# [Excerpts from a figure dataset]
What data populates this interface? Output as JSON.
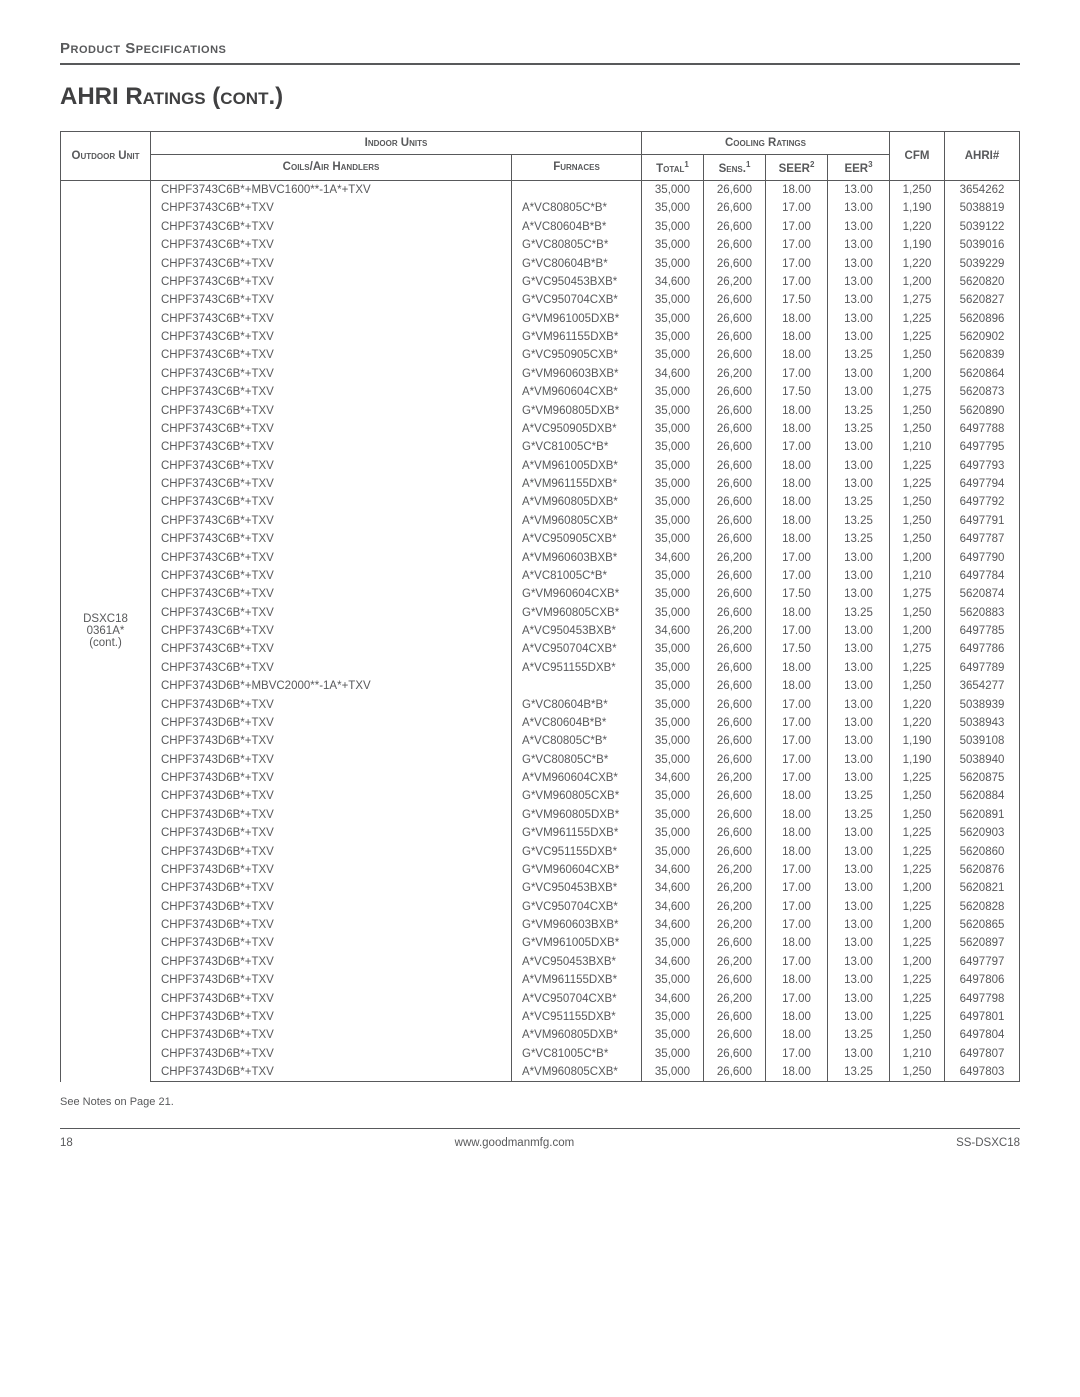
{
  "header": {
    "section_label": "Product Specifications",
    "title": "AHRI Ratings (cont.)"
  },
  "table": {
    "head": {
      "outdoor": "Outdoor Unit",
      "indoor": "Indoor Units",
      "cooling": "Cooling Ratings",
      "coils": "Coils/Air Handlers",
      "furnaces": "Furnaces",
      "total": "Total",
      "sens": "Sens.",
      "seer": "SEER",
      "eer": "EER",
      "cfm": "CFM",
      "ahri": "AHRI#"
    },
    "outdoor_unit": "DSXC18 0361A* (cont.)",
    "rows": [
      {
        "coil": "CHPF3743C6B*+MBVC1600**-1A*+TXV",
        "furnace": "",
        "total": "35,000",
        "sens": "26,600",
        "seer": "18.00",
        "eer": "13.00",
        "cfm": "1,250",
        "ahri": "3654262"
      },
      {
        "coil": "CHPF3743C6B*+TXV",
        "furnace": "A*VC80805C*B*",
        "total": "35,000",
        "sens": "26,600",
        "seer": "17.00",
        "eer": "13.00",
        "cfm": "1,190",
        "ahri": "5038819"
      },
      {
        "coil": "CHPF3743C6B*+TXV",
        "furnace": "A*VC80604B*B*",
        "total": "35,000",
        "sens": "26,600",
        "seer": "17.00",
        "eer": "13.00",
        "cfm": "1,220",
        "ahri": "5039122"
      },
      {
        "coil": "CHPF3743C6B*+TXV",
        "furnace": "G*VC80805C*B*",
        "total": "35,000",
        "sens": "26,600",
        "seer": "17.00",
        "eer": "13.00",
        "cfm": "1,190",
        "ahri": "5039016"
      },
      {
        "coil": "CHPF3743C6B*+TXV",
        "furnace": "G*VC80604B*B*",
        "total": "35,000",
        "sens": "26,600",
        "seer": "17.00",
        "eer": "13.00",
        "cfm": "1,220",
        "ahri": "5039229"
      },
      {
        "coil": "CHPF3743C6B*+TXV",
        "furnace": "G*VC950453BXB*",
        "total": "34,600",
        "sens": "26,200",
        "seer": "17.00",
        "eer": "13.00",
        "cfm": "1,200",
        "ahri": "5620820"
      },
      {
        "coil": "CHPF3743C6B*+TXV",
        "furnace": "G*VC950704CXB*",
        "total": "35,000",
        "sens": "26,600",
        "seer": "17.50",
        "eer": "13.00",
        "cfm": "1,275",
        "ahri": "5620827"
      },
      {
        "coil": "CHPF3743C6B*+TXV",
        "furnace": "G*VM961005DXB*",
        "total": "35,000",
        "sens": "26,600",
        "seer": "18.00",
        "eer": "13.00",
        "cfm": "1,225",
        "ahri": "5620896"
      },
      {
        "coil": "CHPF3743C6B*+TXV",
        "furnace": "G*VM961155DXB*",
        "total": "35,000",
        "sens": "26,600",
        "seer": "18.00",
        "eer": "13.00",
        "cfm": "1,225",
        "ahri": "5620902"
      },
      {
        "coil": "CHPF3743C6B*+TXV",
        "furnace": "G*VC950905CXB*",
        "total": "35,000",
        "sens": "26,600",
        "seer": "18.00",
        "eer": "13.25",
        "cfm": "1,250",
        "ahri": "5620839"
      },
      {
        "coil": "CHPF3743C6B*+TXV",
        "furnace": "G*VM960603BXB*",
        "total": "34,600",
        "sens": "26,200",
        "seer": "17.00",
        "eer": "13.00",
        "cfm": "1,200",
        "ahri": "5620864"
      },
      {
        "coil": "CHPF3743C6B*+TXV",
        "furnace": "A*VM960604CXB*",
        "total": "35,000",
        "sens": "26,600",
        "seer": "17.50",
        "eer": "13.00",
        "cfm": "1,275",
        "ahri": "5620873"
      },
      {
        "coil": "CHPF3743C6B*+TXV",
        "furnace": "G*VM960805DXB*",
        "total": "35,000",
        "sens": "26,600",
        "seer": "18.00",
        "eer": "13.25",
        "cfm": "1,250",
        "ahri": "5620890"
      },
      {
        "coil": "CHPF3743C6B*+TXV",
        "furnace": "A*VC950905DXB*",
        "total": "35,000",
        "sens": "26,600",
        "seer": "18.00",
        "eer": "13.25",
        "cfm": "1,250",
        "ahri": "6497788"
      },
      {
        "coil": "CHPF3743C6B*+TXV",
        "furnace": "G*VC81005C*B*",
        "total": "35,000",
        "sens": "26,600",
        "seer": "17.00",
        "eer": "13.00",
        "cfm": "1,210",
        "ahri": "6497795"
      },
      {
        "coil": "CHPF3743C6B*+TXV",
        "furnace": "A*VM961005DXB*",
        "total": "35,000",
        "sens": "26,600",
        "seer": "18.00",
        "eer": "13.00",
        "cfm": "1,225",
        "ahri": "6497793"
      },
      {
        "coil": "CHPF3743C6B*+TXV",
        "furnace": "A*VM961155DXB*",
        "total": "35,000",
        "sens": "26,600",
        "seer": "18.00",
        "eer": "13.00",
        "cfm": "1,225",
        "ahri": "6497794"
      },
      {
        "coil": "CHPF3743C6B*+TXV",
        "furnace": "A*VM960805DXB*",
        "total": "35,000",
        "sens": "26,600",
        "seer": "18.00",
        "eer": "13.25",
        "cfm": "1,250",
        "ahri": "6497792"
      },
      {
        "coil": "CHPF3743C6B*+TXV",
        "furnace": "A*VM960805CXB*",
        "total": "35,000",
        "sens": "26,600",
        "seer": "18.00",
        "eer": "13.25",
        "cfm": "1,250",
        "ahri": "6497791"
      },
      {
        "coil": "CHPF3743C6B*+TXV",
        "furnace": "A*VC950905CXB*",
        "total": "35,000",
        "sens": "26,600",
        "seer": "18.00",
        "eer": "13.25",
        "cfm": "1,250",
        "ahri": "6497787"
      },
      {
        "coil": "CHPF3743C6B*+TXV",
        "furnace": "A*VM960603BXB*",
        "total": "34,600",
        "sens": "26,200",
        "seer": "17.00",
        "eer": "13.00",
        "cfm": "1,200",
        "ahri": "6497790"
      },
      {
        "coil": "CHPF3743C6B*+TXV",
        "furnace": "A*VC81005C*B*",
        "total": "35,000",
        "sens": "26,600",
        "seer": "17.00",
        "eer": "13.00",
        "cfm": "1,210",
        "ahri": "6497784"
      },
      {
        "coil": "CHPF3743C6B*+TXV",
        "furnace": "G*VM960604CXB*",
        "total": "35,000",
        "sens": "26,600",
        "seer": "17.50",
        "eer": "13.00",
        "cfm": "1,275",
        "ahri": "5620874"
      },
      {
        "coil": "CHPF3743C6B*+TXV",
        "furnace": "G*VM960805CXB*",
        "total": "35,000",
        "sens": "26,600",
        "seer": "18.00",
        "eer": "13.25",
        "cfm": "1,250",
        "ahri": "5620883"
      },
      {
        "coil": "CHPF3743C6B*+TXV",
        "furnace": "A*VC950453BXB*",
        "total": "34,600",
        "sens": "26,200",
        "seer": "17.00",
        "eer": "13.00",
        "cfm": "1,200",
        "ahri": "6497785"
      },
      {
        "coil": "CHPF3743C6B*+TXV",
        "furnace": "A*VC950704CXB*",
        "total": "35,000",
        "sens": "26,600",
        "seer": "17.50",
        "eer": "13.00",
        "cfm": "1,275",
        "ahri": "6497786"
      },
      {
        "coil": "CHPF3743C6B*+TXV",
        "furnace": "A*VC951155DXB*",
        "total": "35,000",
        "sens": "26,600",
        "seer": "18.00",
        "eer": "13.00",
        "cfm": "1,225",
        "ahri": "6497789"
      },
      {
        "coil": "CHPF3743D6B*+MBVC2000**-1A*+TXV",
        "furnace": "",
        "total": "35,000",
        "sens": "26,600",
        "seer": "18.00",
        "eer": "13.00",
        "cfm": "1,250",
        "ahri": "3654277"
      },
      {
        "coil": "CHPF3743D6B*+TXV",
        "furnace": "G*VC80604B*B*",
        "total": "35,000",
        "sens": "26,600",
        "seer": "17.00",
        "eer": "13.00",
        "cfm": "1,220",
        "ahri": "5038939"
      },
      {
        "coil": "CHPF3743D6B*+TXV",
        "furnace": "A*VC80604B*B*",
        "total": "35,000",
        "sens": "26,600",
        "seer": "17.00",
        "eer": "13.00",
        "cfm": "1,220",
        "ahri": "5038943"
      },
      {
        "coil": "CHPF3743D6B*+TXV",
        "furnace": "A*VC80805C*B*",
        "total": "35,000",
        "sens": "26,600",
        "seer": "17.00",
        "eer": "13.00",
        "cfm": "1,190",
        "ahri": "5039108"
      },
      {
        "coil": "CHPF3743D6B*+TXV",
        "furnace": "G*VC80805C*B*",
        "total": "35,000",
        "sens": "26,600",
        "seer": "17.00",
        "eer": "13.00",
        "cfm": "1,190",
        "ahri": "5038940"
      },
      {
        "coil": "CHPF3743D6B*+TXV",
        "furnace": "A*VM960604CXB*",
        "total": "34,600",
        "sens": "26,200",
        "seer": "17.00",
        "eer": "13.00",
        "cfm": "1,225",
        "ahri": "5620875"
      },
      {
        "coil": "CHPF3743D6B*+TXV",
        "furnace": "G*VM960805CXB*",
        "total": "35,000",
        "sens": "26,600",
        "seer": "18.00",
        "eer": "13.25",
        "cfm": "1,250",
        "ahri": "5620884"
      },
      {
        "coil": "CHPF3743D6B*+TXV",
        "furnace": "G*VM960805DXB*",
        "total": "35,000",
        "sens": "26,600",
        "seer": "18.00",
        "eer": "13.25",
        "cfm": "1,250",
        "ahri": "5620891"
      },
      {
        "coil": "CHPF3743D6B*+TXV",
        "furnace": "G*VM961155DXB*",
        "total": "35,000",
        "sens": "26,600",
        "seer": "18.00",
        "eer": "13.00",
        "cfm": "1,225",
        "ahri": "5620903"
      },
      {
        "coil": "CHPF3743D6B*+TXV",
        "furnace": "G*VC951155DXB*",
        "total": "35,000",
        "sens": "26,600",
        "seer": "18.00",
        "eer": "13.00",
        "cfm": "1,225",
        "ahri": "5620860"
      },
      {
        "coil": "CHPF3743D6B*+TXV",
        "furnace": "G*VM960604CXB*",
        "total": "34,600",
        "sens": "26,200",
        "seer": "17.00",
        "eer": "13.00",
        "cfm": "1,225",
        "ahri": "5620876"
      },
      {
        "coil": "CHPF3743D6B*+TXV",
        "furnace": "G*VC950453BXB*",
        "total": "34,600",
        "sens": "26,200",
        "seer": "17.00",
        "eer": "13.00",
        "cfm": "1,200",
        "ahri": "5620821"
      },
      {
        "coil": "CHPF3743D6B*+TXV",
        "furnace": "G*VC950704CXB*",
        "total": "34,600",
        "sens": "26,200",
        "seer": "17.00",
        "eer": "13.00",
        "cfm": "1,225",
        "ahri": "5620828"
      },
      {
        "coil": "CHPF3743D6B*+TXV",
        "furnace": "G*VM960603BXB*",
        "total": "34,600",
        "sens": "26,200",
        "seer": "17.00",
        "eer": "13.00",
        "cfm": "1,200",
        "ahri": "5620865"
      },
      {
        "coil": "CHPF3743D6B*+TXV",
        "furnace": "G*VM961005DXB*",
        "total": "35,000",
        "sens": "26,600",
        "seer": "18.00",
        "eer": "13.00",
        "cfm": "1,225",
        "ahri": "5620897"
      },
      {
        "coil": "CHPF3743D6B*+TXV",
        "furnace": "A*VC950453BXB*",
        "total": "34,600",
        "sens": "26,200",
        "seer": "17.00",
        "eer": "13.00",
        "cfm": "1,200",
        "ahri": "6497797"
      },
      {
        "coil": "CHPF3743D6B*+TXV",
        "furnace": "A*VM961155DXB*",
        "total": "35,000",
        "sens": "26,600",
        "seer": "18.00",
        "eer": "13.00",
        "cfm": "1,225",
        "ahri": "6497806"
      },
      {
        "coil": "CHPF3743D6B*+TXV",
        "furnace": "A*VC950704CXB*",
        "total": "34,600",
        "sens": "26,200",
        "seer": "17.00",
        "eer": "13.00",
        "cfm": "1,225",
        "ahri": "6497798"
      },
      {
        "coil": "CHPF3743D6B*+TXV",
        "furnace": "A*VC951155DXB*",
        "total": "35,000",
        "sens": "26,600",
        "seer": "18.00",
        "eer": "13.00",
        "cfm": "1,225",
        "ahri": "6497801"
      },
      {
        "coil": "CHPF3743D6B*+TXV",
        "furnace": "A*VM960805DXB*",
        "total": "35,000",
        "sens": "26,600",
        "seer": "18.00",
        "eer": "13.25",
        "cfm": "1,250",
        "ahri": "6497804"
      },
      {
        "coil": "CHPF3743D6B*+TXV",
        "furnace": "G*VC81005C*B*",
        "total": "35,000",
        "sens": "26,600",
        "seer": "17.00",
        "eer": "13.00",
        "cfm": "1,210",
        "ahri": "6497807"
      },
      {
        "coil": "CHPF3743D6B*+TXV",
        "furnace": "A*VM960805CXB*",
        "total": "35,000",
        "sens": "26,600",
        "seer": "18.00",
        "eer": "13.25",
        "cfm": "1,250",
        "ahri": "6497803"
      }
    ]
  },
  "notes": "See Notes on Page 21.",
  "footer": {
    "page": "18",
    "url": "www.goodmanmfg.com",
    "doc": "SS-DSXC18"
  }
}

# [INSTRUCTION]
Go through the listing above and report how many of its lines contain the word "Ratings", with only the number as output.

# [EXPECTED OUTPUT]
2